_OBJETIVO DECLARADO A_
Reproduce sin cambios las filas desde el comienzo de los registros hasta la línea que contiene "- calendar-cell: 25", con ambos extremos incluidos.

##### FRAGMENTO PARA LEER

Todos
tenemos secretos y necesitamos contarlos. El problema es lo difícil que resulta
evitar la tentación de airearlos a los cuatro vientos y las consecuencias de
hacerlo.
A todos nos ha sucedido
alguna vez. Revelamos a alguien cercano una información confidencial y un
tiempo después descubrimos que el secreto ha sido aireado a los cuatro vientos.
¿Cómo ha sucedido?
Siguiendo la aritmética
de los rumores, lo más probable es que el confidente haya sucumbido a la
tentación del “¿sabes que….? Y haya transmitido la novedad a una persona de
confianza, con la coletilla final de “no se lo digas a nadie”. Este segundo
receptor, al estar desvinculado de la fuente principal, lo contará a una media
de tres personas, cada una de las cuales lo propagará a otras tantas. En
cuestión de días que la información sea patrimonio de medio centenar de
personas. ¿Qué nos lleva a compartir secretos y por qué es tan difícil guardarlos?
Algunos psicólogos hablan
de tres niveles de existencia que conviven dentro de cada persona. El más
externo es nuestro personaje, es decir, aquel que presentamos al mundo porque
queremos que nos vean de determinada manera. Es la fachada que exhibimos, la
imagen corporativa que nos define.

##########
##### LOS REGISTROS

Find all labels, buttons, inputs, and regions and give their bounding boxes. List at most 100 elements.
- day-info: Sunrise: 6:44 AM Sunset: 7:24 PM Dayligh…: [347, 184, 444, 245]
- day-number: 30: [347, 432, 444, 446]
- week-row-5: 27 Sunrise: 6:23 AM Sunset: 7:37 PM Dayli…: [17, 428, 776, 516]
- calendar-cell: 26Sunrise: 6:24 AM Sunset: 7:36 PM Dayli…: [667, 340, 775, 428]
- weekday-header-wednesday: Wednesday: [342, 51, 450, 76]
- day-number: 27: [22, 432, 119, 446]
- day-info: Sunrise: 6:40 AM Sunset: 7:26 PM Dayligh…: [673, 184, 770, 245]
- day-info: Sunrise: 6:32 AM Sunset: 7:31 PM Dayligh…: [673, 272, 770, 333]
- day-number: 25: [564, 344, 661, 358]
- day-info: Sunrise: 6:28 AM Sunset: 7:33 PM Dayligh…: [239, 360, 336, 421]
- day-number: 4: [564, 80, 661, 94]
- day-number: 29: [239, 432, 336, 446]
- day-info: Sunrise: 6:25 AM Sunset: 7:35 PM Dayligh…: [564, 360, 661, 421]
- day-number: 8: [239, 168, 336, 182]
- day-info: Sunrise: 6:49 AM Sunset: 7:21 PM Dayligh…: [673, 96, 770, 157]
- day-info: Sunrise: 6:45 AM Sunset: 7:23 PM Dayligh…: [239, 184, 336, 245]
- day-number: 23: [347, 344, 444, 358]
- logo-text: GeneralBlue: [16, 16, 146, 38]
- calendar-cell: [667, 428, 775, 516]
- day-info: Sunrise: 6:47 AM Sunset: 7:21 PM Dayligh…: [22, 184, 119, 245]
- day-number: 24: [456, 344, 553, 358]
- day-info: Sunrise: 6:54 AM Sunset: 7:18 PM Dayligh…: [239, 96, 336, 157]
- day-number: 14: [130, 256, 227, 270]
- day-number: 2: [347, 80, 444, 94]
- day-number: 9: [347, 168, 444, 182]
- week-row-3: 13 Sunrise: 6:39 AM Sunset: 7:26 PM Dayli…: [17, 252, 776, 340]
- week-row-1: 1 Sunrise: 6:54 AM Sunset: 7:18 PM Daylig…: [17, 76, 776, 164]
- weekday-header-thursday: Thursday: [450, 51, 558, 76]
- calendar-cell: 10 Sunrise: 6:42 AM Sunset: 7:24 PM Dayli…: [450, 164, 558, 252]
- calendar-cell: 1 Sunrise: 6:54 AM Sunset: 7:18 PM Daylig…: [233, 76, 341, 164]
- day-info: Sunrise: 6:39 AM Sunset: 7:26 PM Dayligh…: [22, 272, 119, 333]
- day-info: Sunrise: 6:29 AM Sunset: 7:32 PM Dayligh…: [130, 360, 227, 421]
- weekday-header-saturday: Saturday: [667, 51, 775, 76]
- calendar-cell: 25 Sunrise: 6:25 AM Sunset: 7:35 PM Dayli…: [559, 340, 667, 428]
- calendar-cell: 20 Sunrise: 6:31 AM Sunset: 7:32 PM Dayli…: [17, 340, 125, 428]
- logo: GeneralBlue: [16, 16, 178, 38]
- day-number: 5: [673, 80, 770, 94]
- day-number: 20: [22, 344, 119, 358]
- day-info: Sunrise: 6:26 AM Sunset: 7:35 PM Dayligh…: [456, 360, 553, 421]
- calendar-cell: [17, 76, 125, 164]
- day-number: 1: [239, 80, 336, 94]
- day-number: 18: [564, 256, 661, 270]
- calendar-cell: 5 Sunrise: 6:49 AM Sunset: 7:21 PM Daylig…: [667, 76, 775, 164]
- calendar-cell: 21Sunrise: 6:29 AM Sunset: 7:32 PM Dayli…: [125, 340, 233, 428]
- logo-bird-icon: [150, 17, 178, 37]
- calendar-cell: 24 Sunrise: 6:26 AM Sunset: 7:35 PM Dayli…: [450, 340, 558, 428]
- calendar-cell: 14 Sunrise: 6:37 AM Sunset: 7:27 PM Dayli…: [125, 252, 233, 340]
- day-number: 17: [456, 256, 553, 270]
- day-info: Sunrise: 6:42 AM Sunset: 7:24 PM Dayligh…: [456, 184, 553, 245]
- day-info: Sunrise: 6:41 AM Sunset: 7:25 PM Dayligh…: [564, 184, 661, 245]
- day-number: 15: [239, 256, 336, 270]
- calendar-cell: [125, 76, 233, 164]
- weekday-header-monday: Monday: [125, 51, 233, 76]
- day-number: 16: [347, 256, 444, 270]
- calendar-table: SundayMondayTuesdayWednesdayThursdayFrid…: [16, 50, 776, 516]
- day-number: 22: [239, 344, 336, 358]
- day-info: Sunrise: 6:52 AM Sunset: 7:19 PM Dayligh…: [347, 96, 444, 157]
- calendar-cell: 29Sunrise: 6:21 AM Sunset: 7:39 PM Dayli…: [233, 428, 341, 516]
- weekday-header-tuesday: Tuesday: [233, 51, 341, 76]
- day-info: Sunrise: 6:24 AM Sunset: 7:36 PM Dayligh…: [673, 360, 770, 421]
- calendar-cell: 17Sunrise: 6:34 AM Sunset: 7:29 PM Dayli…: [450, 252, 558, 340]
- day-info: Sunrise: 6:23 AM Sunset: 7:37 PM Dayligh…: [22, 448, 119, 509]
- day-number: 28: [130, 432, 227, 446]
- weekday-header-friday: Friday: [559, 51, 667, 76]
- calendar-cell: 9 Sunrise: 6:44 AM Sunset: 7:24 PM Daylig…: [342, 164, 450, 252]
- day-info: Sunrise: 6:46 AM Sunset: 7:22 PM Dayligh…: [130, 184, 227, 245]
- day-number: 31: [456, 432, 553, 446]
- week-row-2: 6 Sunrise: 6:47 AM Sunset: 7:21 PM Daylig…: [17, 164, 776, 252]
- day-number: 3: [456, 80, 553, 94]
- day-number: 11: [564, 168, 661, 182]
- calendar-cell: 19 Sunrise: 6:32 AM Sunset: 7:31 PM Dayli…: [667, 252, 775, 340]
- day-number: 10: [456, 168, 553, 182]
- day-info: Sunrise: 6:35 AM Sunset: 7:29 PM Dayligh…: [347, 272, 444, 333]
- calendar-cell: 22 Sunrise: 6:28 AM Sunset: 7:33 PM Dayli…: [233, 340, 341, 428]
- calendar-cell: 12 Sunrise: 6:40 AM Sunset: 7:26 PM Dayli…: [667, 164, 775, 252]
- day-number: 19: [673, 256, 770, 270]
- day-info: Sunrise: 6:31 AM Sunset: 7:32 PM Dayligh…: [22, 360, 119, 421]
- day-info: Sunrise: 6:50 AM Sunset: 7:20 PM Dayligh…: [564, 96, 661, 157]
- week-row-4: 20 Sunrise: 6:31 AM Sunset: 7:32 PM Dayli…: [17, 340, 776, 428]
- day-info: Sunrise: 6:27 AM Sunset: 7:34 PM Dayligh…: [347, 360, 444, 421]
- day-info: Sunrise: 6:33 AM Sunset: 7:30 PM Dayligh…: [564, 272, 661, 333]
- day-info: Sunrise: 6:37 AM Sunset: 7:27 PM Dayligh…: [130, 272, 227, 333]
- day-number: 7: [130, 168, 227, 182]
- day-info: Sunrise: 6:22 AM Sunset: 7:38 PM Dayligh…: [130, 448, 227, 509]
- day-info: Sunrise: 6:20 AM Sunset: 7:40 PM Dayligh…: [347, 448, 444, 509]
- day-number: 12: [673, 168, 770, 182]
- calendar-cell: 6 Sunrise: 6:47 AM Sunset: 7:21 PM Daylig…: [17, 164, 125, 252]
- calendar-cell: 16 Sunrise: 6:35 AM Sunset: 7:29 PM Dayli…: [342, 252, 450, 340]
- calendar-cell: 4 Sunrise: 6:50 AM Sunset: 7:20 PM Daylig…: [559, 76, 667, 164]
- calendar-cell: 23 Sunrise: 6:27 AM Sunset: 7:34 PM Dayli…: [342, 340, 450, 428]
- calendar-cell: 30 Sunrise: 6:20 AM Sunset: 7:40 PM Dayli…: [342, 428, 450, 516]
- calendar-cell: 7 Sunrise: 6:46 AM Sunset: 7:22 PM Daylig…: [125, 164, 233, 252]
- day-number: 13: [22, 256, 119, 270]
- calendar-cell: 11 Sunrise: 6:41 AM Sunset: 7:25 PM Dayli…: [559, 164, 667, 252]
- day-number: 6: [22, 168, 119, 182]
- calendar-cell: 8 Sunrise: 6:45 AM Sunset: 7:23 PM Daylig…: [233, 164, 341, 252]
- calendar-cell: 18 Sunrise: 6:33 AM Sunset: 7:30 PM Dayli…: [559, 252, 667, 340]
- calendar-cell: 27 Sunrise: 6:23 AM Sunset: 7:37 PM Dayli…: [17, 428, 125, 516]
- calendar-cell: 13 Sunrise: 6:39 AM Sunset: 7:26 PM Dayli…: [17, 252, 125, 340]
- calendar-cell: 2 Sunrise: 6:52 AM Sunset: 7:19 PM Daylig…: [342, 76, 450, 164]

##########

_OBJETIVO DECLARADO B_
Reescribe el texto sobre los secretos desde las palabras "A todos nos" hasta "tan difícil guardarlos?", sustituyendo "confidente" por "amigo".

_RESULTADO A_
Find all labels, buttons, inputs, and regions and give their bounding boxes. List at most 100 elements.
- day-info: Sunrise: 6:44 AM Sunset: 7:24 PM Dayligh…: [347, 184, 444, 245]
- day-number: 30: [347, 432, 444, 446]
- week-row-5: 27 Sunrise: 6:23 AM Sunset: 7:37 PM Dayli…: [17, 428, 776, 516]
- calendar-cell: 26Sunrise: 6:24 AM Sunset: 7:36 PM Dayli…: [667, 340, 775, 428]
- weekday-header-wednesday: Wednesday: [342, 51, 450, 76]
- day-number: 27: [22, 432, 119, 446]
- day-info: Sunrise: 6:40 AM Sunset: 7:26 PM Dayligh…: [673, 184, 770, 245]
- day-info: Sunrise: 6:32 AM Sunset: 7:31 PM Dayligh…: [673, 272, 770, 333]
- day-number: 25: [564, 344, 661, 358]
- day-info: Sunrise: 6:28 AM Sunset: 7:33 PM Dayligh…: [239, 360, 336, 421]
- day-number: 4: [564, 80, 661, 94]
- day-number: 29: [239, 432, 336, 446]
- day-info: Sunrise: 6:25 AM Sunset: 7:35 PM Dayligh…: [564, 360, 661, 421]
- day-number: 8: [239, 168, 336, 182]
- day-info: Sunrise: 6:49 AM Sunset: 7:21 PM Dayligh…: [673, 96, 770, 157]
- day-info: Sunrise: 6:45 AM Sunset: 7:23 PM Dayligh…: [239, 184, 336, 245]
- day-number: 23: [347, 344, 444, 358]
- logo-text: GeneralBlue: [16, 16, 146, 38]
- calendar-cell: [667, 428, 775, 516]
- day-info: Sunrise: 6:47 AM Sunset: 7:21 PM Dayligh…: [22, 184, 119, 245]
- day-number: 24: [456, 344, 553, 358]
- day-info: Sunrise: 6:54 AM Sunset: 7:18 PM Dayligh…: [239, 96, 336, 157]
- day-number: 14: [130, 256, 227, 270]
- day-number: 2: [347, 80, 444, 94]
- day-number: 9: [347, 168, 444, 182]
- week-row-3: 13 Sunrise: 6:39 AM Sunset: 7:26 PM Dayli…: [17, 252, 776, 340]
- week-row-1: 1 Sunrise: 6:54 AM Sunset: 7:18 PM Daylig…: [17, 76, 776, 164]
- weekday-header-thursday: Thursday: [450, 51, 558, 76]
- calendar-cell: 10 Sunrise: 6:42 AM Sunset: 7:24 PM Dayli…: [450, 164, 558, 252]
- calendar-cell: 1 Sunrise: 6:54 AM Sunset: 7:18 PM Daylig…: [233, 76, 341, 164]
- day-info: Sunrise: 6:39 AM Sunset: 7:26 PM Dayligh…: [22, 272, 119, 333]
- day-info: Sunrise: 6:29 AM Sunset: 7:32 PM Dayligh…: [130, 360, 227, 421]
- weekday-header-saturday: Saturday: [667, 51, 775, 76]
- calendar-cell: 25 Sunrise: 6:25 AM Sunset: 7:35 PM Dayli…: [559, 340, 667, 428]

_RESULTADO B_
A todos nos ha sucedido
alguna vez. Revelamos a alguien cercano una información confidencial y un
tiempo después descubrimos que el secreto ha sido aireado a los cuatro vientos.
¿Cómo ha sucedido?
Siguiendo la aritmética
de los rumores, lo más probable es que el amigo haya sucumbido a la
tentación del “¿sabes que….? Y haya transmitido la novedad a una persona de
confianza, con la coletilla final de “no se lo digas a nadie”. Este segundo
receptor, al estar desvinculado de la fuente principal, lo contará a una media
de tres personas, cada una de las cuales lo propagará a otras tantas. En
cuestión de días que la información sea patrimonio de medio centenar de
personas. ¿Qué nos lleva a compartir secretos y por qué es tan difícil guardarlos?